*** Material for this exercise ***
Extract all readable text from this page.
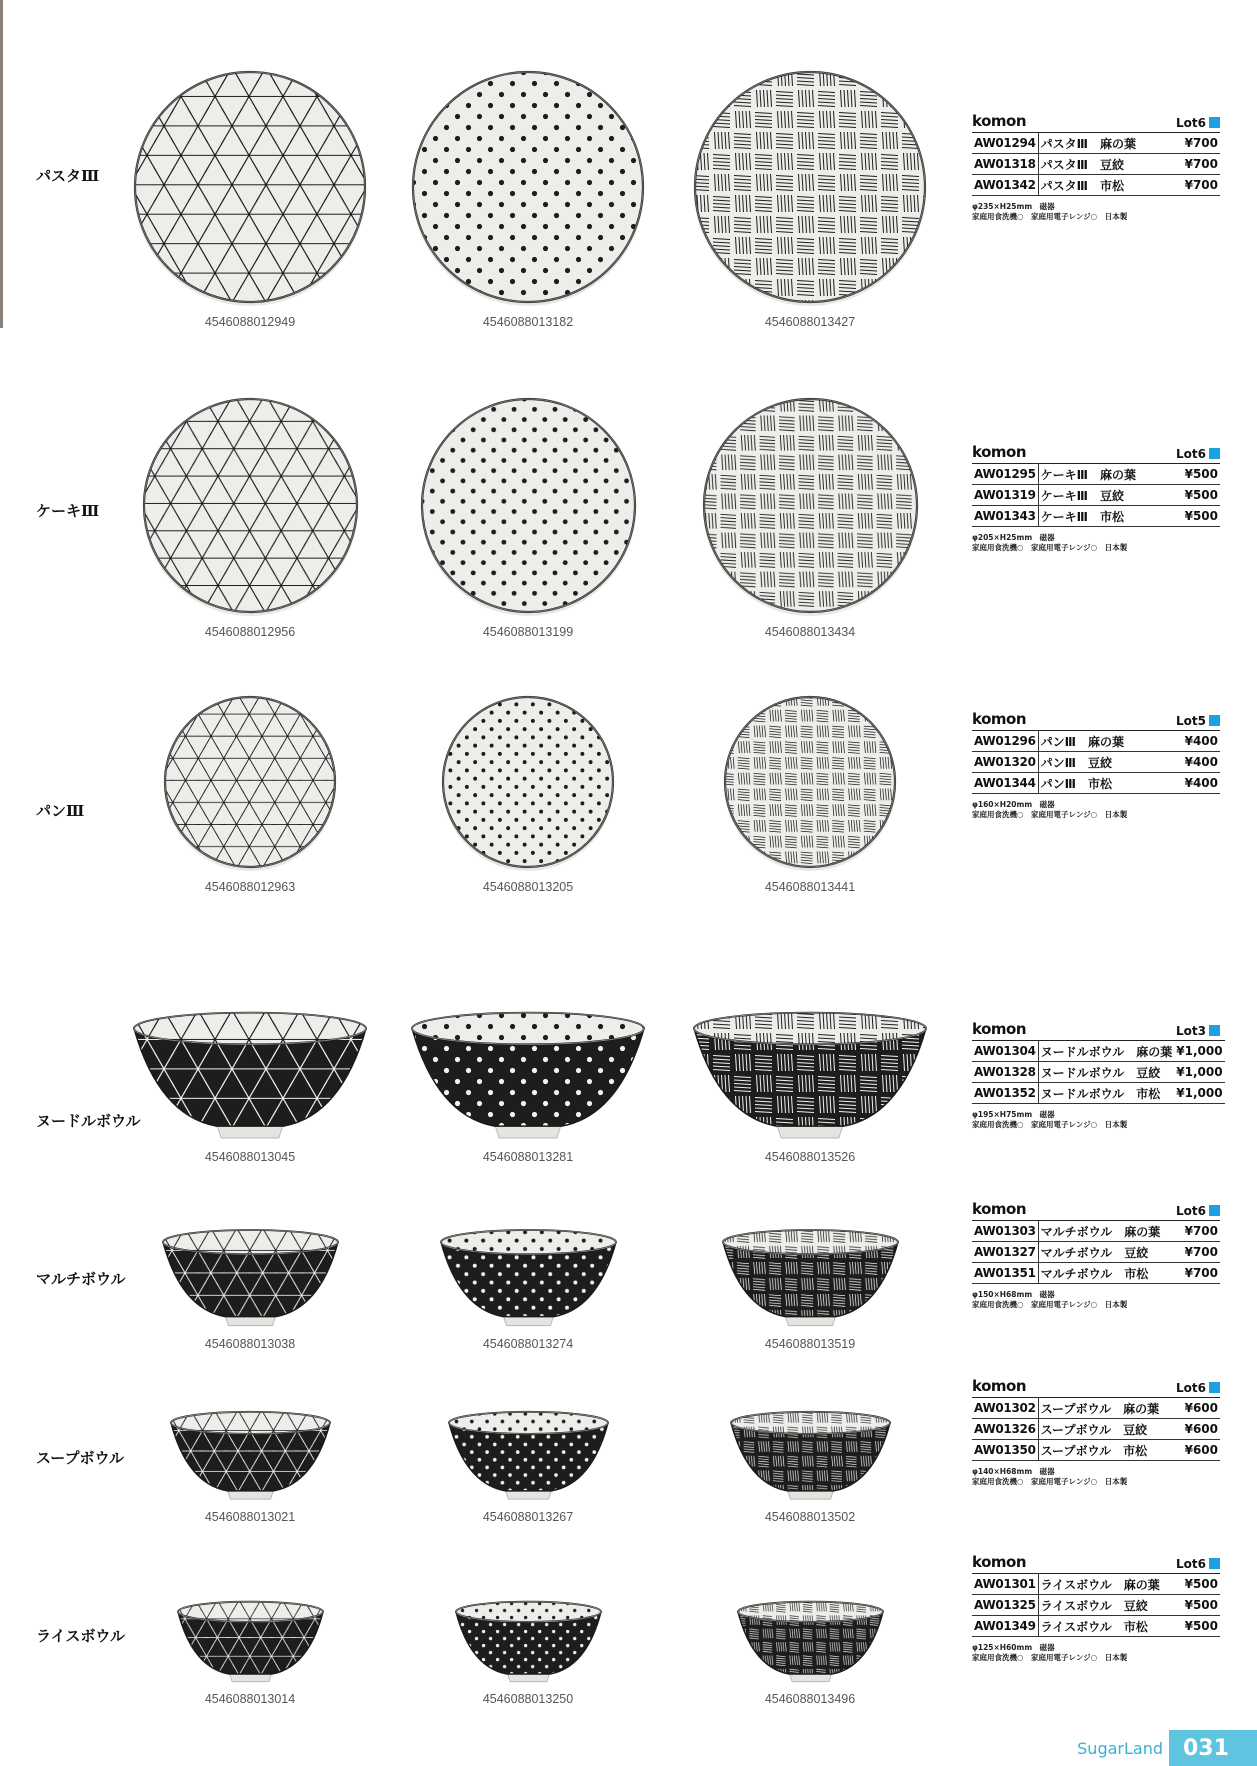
パスタⅢ
4546088012949	4546088013182	4546088013427
komon	Lot6
AW01294	パスタⅢ　麻の葉	¥700
AW01318	パスタⅢ　豆絞	¥700
AW01342	パスタⅢ　市松	¥700
φ235×H25mm　磁器
家庭用食洗機○　家庭用電子レンジ○　日本製
ケーキⅢ
4546088012956	4546088013199	4546088013434
komon	Lot6
AW01295	ケーキⅢ　麻の葉	¥500
AW01319	ケーキⅢ　豆絞	¥500
AW01343	ケーキⅢ　市松	¥500
φ205×H25mm　磁器
家庭用食洗機○　家庭用電子レンジ○　日本製
パンⅢ
4546088012963	4546088013205	4546088013441
komon	Lot5
AW01296	パンⅢ　麻の葉	¥400
AW01320	パンⅢ　豆絞	¥400
AW01344	パンⅢ　市松	¥400
φ160×H20mm　磁器
家庭用食洗機○　家庭用電子レンジ○　日本製
ヌードルボウル
4546088013045	4546088013281	4546088013526
komon	Lot3
AW01304	ヌードルボウル　麻の葉	¥1,000
AW01328	ヌードルボウル　豆絞	¥1,000
AW01352	ヌードルボウル　市松	¥1,000
φ195×H75mm　磁器
家庭用食洗機○　家庭用電子レンジ○　日本製
マルチボウル
4546088013038	4546088013274	4546088013519
komon	Lot6
AW01303	マルチボウル　麻の葉	¥700
AW01327	マルチボウル　豆絞	¥700
AW01351	マルチボウル　市松	¥700
φ150×H68mm　磁器
家庭用食洗機○　家庭用電子レンジ○　日本製
スープボウル
4546088013021	4546088013267	4546088013502
komon	Lot6
AW01302	スープボウル　麻の葉	¥600
AW01326	スープボウル　豆絞	¥600
AW01350	スープボウル　市松	¥600
φ140×H68mm　磁器
家庭用食洗機○　家庭用電子レンジ○　日本製
ライスボウル
4546088013014	4546088013250	4546088013496
komon	Lot6
AW01301	ライスボウル　麻の葉	¥500
AW01325	ライスボウル　豆絞	¥500
AW01349	ライスボウル　市松	¥500
φ125×H60mm　磁器
家庭用食洗機○　家庭用電子レンジ○　日本製
SugarLand 031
***
Quote the records in full and exactly; skip any image.

Solution:
Extract all readable text from this page.
パスタⅢ
4546088012949	4546088013182	4546088013427
komon	Lot6
AW01294	パスタⅢ　麻の葉	¥700
AW01318	パスタⅢ　豆絞	¥700
AW01342	パスタⅢ　市松	¥700
φ235×H25mm　磁器
家庭用食洗機○　家庭用電子レンジ○　日本製
ケーキⅢ
4546088012956	4546088013199	4546088013434
komon	Lot6
AW01295	ケーキⅢ　麻の葉	¥500
AW01319	ケーキⅢ　豆絞	¥500
AW01343	ケーキⅢ　市松	¥500
φ205×H25mm　磁器
家庭用食洗機○　家庭用電子レンジ○　日本製
パンⅢ
4546088012963	4546088013205	4546088013441
komon	Lot5
AW01296	パンⅢ　麻の葉	¥400
AW01320	パンⅢ　豆絞	¥400
AW01344	パンⅢ　市松	¥400
φ160×H20mm　磁器
家庭用食洗機○　家庭用電子レンジ○　日本製
ヌードルボウル
4546088013045	4546088013281	4546088013526
komon	Lot3
AW01304	ヌードルボウル　麻の葉	¥1,000
AW01328	ヌードルボウル　豆絞	¥1,000
AW01352	ヌードルボウル　市松	¥1,000
φ195×H75mm　磁器
家庭用食洗機○　家庭用電子レンジ○　日本製
マルチボウル
4546088013038	4546088013274	4546088013519
komon	Lot6
AW01303	マルチボウル　麻の葉	¥700
AW01327	マルチボウル　豆絞	¥700
AW01351	マルチボウル　市松	¥700
φ150×H68mm　磁器
家庭用食洗機○　家庭用電子レンジ○　日本製
スープボウル
4546088013021	4546088013267	4546088013502
komon	Lot6
AW01302	スープボウル　麻の葉	¥600
AW01326	スープボウル　豆絞	¥600
AW01350	スープボウル　市松	¥600
φ140×H68mm　磁器
家庭用食洗機○　家庭用電子レンジ○　日本製
ライスボウル
4546088013014	4546088013250	4546088013496
komon	Lot6
AW01301	ライスボウル　麻の葉	¥500
AW01325	ライスボウル　豆絞	¥500
AW01349	ライスボウル　市松	¥500
φ125×H60mm　磁器
家庭用食洗機○　家庭用電子レンジ○　日本製
SugarLand 031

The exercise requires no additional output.